— Aim —
In the data below, locate each line with the word "document" and list it.

▼

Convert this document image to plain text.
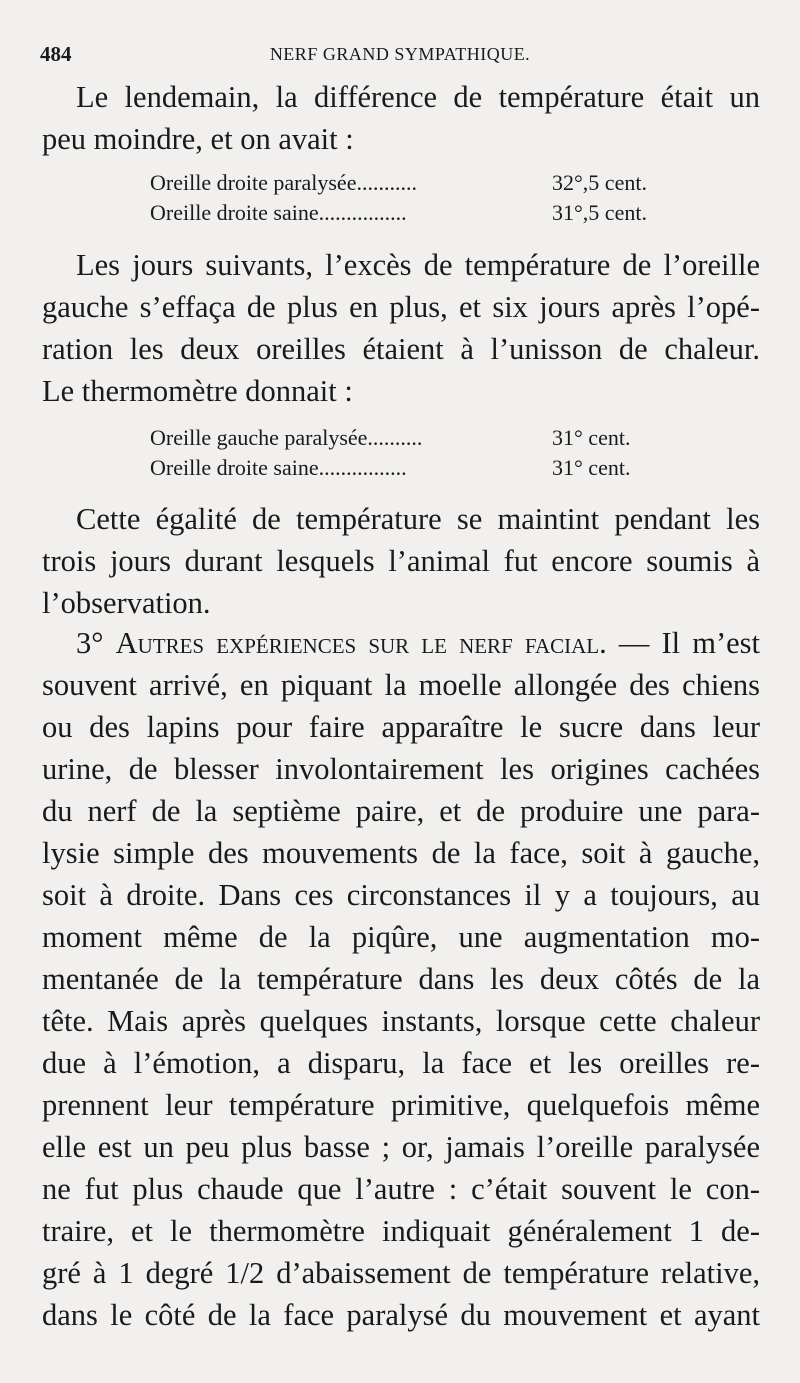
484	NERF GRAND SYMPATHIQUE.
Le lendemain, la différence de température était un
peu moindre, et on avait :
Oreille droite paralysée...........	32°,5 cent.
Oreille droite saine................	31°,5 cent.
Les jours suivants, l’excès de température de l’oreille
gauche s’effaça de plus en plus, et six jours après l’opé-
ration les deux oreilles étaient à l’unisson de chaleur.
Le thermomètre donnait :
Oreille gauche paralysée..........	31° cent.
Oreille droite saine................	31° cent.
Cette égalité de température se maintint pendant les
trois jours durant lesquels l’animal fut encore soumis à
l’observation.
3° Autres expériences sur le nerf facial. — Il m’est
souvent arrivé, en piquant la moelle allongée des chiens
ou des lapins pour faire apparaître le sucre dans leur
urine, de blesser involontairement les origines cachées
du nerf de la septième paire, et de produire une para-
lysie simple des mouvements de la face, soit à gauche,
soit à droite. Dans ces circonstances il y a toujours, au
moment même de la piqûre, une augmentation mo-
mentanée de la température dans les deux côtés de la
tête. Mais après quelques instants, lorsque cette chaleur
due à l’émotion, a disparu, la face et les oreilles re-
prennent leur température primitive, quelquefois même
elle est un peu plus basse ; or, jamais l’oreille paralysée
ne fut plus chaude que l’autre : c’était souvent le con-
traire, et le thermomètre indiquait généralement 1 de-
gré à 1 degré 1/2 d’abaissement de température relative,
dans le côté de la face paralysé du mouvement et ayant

▲
▼

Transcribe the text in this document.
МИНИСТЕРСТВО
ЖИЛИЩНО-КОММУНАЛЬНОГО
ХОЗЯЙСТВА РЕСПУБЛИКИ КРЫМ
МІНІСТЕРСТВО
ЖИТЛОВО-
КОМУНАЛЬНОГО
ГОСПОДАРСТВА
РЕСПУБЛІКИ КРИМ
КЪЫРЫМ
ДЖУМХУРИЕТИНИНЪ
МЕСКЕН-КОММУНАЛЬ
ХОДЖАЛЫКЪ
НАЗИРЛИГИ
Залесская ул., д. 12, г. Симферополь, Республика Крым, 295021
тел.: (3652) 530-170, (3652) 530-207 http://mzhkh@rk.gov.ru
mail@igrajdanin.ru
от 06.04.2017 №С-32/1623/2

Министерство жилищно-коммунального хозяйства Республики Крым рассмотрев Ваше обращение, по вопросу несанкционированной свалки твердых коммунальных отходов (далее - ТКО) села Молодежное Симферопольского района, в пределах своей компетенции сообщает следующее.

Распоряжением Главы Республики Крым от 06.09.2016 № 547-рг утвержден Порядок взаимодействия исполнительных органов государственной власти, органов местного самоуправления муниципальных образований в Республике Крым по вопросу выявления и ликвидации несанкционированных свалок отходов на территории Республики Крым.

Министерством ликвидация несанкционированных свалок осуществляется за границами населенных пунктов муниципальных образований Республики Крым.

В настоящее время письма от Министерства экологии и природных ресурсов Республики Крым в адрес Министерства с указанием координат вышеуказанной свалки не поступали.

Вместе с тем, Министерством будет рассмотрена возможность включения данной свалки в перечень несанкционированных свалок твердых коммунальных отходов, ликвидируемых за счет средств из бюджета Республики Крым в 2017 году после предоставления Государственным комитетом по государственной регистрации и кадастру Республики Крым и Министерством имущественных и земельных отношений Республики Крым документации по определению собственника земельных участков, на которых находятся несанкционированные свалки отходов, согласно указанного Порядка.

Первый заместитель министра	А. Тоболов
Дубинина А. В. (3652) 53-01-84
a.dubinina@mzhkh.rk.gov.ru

▲

— Written solution —
Convert this document image to plain text.
Transcribe the text in this document.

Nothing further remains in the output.